┌─ RAW RECORDS

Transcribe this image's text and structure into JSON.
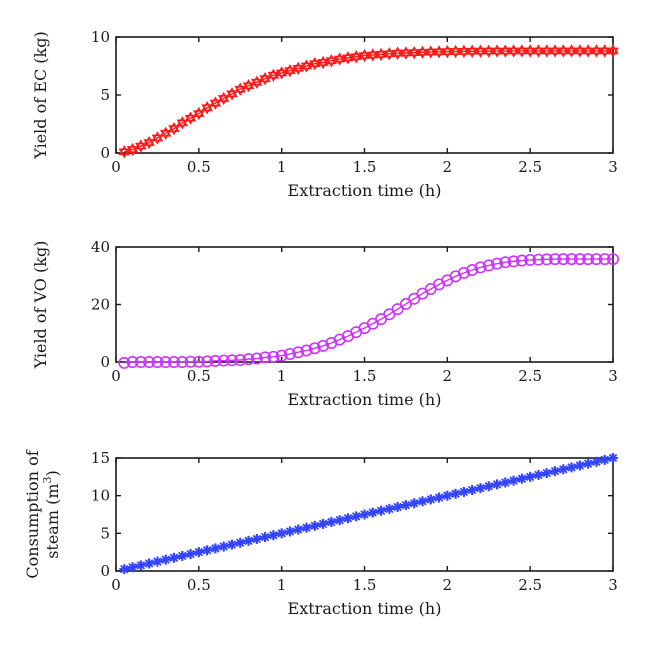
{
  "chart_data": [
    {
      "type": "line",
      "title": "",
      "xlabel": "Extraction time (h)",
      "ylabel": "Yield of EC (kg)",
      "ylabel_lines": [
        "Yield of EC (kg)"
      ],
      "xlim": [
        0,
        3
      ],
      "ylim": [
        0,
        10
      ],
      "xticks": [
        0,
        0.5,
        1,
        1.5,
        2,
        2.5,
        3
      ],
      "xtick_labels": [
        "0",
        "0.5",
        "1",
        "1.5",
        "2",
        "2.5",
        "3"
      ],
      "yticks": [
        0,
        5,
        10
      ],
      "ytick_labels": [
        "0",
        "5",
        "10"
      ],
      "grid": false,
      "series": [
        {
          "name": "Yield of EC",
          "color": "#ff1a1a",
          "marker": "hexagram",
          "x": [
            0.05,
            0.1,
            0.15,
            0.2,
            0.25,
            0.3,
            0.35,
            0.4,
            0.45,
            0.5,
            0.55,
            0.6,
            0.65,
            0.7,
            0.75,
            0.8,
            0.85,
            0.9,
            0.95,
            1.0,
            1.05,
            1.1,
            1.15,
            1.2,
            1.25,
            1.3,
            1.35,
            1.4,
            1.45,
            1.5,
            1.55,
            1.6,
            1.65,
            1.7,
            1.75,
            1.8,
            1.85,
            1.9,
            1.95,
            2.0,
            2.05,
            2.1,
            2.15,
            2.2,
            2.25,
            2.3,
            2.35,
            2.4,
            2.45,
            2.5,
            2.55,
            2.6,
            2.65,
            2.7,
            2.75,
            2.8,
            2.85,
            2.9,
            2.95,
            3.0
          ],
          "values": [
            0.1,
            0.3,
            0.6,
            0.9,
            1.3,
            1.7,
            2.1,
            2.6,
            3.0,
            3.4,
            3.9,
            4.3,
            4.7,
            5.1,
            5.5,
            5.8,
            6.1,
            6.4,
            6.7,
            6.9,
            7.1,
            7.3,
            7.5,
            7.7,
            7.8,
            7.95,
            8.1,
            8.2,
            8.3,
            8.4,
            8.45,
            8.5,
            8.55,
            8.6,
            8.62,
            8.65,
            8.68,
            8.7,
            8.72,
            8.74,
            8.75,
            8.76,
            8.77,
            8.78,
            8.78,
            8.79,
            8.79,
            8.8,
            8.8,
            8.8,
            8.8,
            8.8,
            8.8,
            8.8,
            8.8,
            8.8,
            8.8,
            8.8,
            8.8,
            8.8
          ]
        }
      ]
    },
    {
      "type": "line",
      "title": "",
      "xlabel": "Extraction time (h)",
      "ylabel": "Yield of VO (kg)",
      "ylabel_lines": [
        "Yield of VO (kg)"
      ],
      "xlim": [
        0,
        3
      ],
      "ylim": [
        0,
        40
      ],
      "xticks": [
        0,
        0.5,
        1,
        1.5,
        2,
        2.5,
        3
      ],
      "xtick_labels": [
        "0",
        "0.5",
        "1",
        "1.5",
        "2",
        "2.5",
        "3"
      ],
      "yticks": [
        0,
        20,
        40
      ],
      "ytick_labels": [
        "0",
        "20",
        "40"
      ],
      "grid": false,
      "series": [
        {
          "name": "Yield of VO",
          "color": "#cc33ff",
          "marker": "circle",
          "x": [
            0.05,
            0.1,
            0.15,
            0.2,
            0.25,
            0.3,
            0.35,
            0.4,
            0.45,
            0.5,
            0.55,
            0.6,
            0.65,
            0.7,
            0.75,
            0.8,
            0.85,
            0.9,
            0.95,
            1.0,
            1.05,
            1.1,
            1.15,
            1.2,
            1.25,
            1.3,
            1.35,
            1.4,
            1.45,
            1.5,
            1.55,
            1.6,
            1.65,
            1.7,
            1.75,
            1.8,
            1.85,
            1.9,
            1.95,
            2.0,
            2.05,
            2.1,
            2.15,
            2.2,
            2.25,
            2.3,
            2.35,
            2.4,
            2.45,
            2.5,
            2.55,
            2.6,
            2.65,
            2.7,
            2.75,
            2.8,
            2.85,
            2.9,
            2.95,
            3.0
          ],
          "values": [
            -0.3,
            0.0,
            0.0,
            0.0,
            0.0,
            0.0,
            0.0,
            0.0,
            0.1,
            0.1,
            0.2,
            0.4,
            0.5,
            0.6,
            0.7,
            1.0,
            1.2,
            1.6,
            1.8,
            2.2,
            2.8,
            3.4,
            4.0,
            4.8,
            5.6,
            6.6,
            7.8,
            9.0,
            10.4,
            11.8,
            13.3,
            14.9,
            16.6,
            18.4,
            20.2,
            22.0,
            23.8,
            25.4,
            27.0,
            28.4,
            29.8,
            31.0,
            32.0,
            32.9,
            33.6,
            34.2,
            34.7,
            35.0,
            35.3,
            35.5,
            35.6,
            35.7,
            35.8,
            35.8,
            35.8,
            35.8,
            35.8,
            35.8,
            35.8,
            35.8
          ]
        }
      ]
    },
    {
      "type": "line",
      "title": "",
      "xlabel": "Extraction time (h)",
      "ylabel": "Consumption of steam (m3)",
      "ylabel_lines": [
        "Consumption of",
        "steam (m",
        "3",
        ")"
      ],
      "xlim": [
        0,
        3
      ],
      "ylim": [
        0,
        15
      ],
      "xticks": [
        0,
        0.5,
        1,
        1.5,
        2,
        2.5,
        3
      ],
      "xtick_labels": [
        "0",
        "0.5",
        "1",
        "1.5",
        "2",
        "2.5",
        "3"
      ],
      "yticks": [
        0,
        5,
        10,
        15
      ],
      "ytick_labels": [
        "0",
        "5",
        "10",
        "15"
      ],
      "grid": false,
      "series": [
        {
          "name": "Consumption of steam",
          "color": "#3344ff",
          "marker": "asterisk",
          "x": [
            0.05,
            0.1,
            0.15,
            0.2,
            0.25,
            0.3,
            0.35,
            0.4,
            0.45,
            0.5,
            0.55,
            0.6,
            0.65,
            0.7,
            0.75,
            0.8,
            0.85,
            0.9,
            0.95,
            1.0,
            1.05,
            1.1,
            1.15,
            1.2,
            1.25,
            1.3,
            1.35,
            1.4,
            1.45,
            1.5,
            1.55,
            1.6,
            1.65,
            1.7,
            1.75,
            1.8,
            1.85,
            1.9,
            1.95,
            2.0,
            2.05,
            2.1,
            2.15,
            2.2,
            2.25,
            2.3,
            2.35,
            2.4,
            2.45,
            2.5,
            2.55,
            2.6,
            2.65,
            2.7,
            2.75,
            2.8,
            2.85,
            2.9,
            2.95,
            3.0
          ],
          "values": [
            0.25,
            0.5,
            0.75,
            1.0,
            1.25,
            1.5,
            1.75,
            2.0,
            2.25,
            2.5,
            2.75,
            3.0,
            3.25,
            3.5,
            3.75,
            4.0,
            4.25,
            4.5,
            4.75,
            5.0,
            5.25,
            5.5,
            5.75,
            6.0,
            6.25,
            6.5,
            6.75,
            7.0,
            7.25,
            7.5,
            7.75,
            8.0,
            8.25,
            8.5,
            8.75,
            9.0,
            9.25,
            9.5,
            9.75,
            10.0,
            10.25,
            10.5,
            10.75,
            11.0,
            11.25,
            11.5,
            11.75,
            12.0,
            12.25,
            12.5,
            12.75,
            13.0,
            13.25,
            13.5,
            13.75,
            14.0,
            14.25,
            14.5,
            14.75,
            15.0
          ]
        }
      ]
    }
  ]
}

└─

_PROBLEM DETAILS_.
State the number of lines in these entries that include the string "Yield". Provide nothing beyond that number.

_TASK RESULT_.
6